● Given exercise
From the listing below, pull out every line where the string "Asintomático" appears.

── Data

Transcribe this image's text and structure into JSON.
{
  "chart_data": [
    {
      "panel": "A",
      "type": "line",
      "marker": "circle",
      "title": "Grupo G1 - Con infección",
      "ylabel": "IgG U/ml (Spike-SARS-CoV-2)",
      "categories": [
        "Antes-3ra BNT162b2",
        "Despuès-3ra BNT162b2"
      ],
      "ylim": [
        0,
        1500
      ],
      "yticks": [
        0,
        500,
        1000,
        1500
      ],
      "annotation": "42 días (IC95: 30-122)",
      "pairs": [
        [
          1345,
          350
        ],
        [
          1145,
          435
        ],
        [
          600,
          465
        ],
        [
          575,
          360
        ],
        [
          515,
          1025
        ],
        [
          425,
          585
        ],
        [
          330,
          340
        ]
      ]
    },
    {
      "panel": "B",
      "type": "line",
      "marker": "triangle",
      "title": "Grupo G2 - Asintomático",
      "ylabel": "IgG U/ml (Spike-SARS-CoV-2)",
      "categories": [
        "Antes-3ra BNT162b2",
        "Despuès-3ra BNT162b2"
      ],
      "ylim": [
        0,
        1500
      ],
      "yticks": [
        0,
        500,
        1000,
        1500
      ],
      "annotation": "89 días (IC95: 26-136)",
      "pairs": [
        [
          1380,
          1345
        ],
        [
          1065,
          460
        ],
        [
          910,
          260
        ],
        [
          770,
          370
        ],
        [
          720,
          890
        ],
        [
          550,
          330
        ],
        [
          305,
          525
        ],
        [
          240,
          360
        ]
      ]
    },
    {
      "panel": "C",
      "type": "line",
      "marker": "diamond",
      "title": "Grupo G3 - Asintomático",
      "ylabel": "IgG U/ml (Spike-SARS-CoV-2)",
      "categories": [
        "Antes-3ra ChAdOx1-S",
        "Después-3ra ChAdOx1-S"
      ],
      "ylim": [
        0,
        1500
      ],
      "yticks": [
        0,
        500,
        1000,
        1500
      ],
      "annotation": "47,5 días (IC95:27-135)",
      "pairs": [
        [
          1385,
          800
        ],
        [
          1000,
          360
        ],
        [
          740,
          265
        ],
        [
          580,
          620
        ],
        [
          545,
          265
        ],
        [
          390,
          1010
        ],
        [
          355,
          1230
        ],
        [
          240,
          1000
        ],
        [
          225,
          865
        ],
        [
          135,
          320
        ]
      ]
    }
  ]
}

────

● Written answer
      "title": "Grupo G2 - Asintomático",
      "title": "Grupo G3 - Asintomático",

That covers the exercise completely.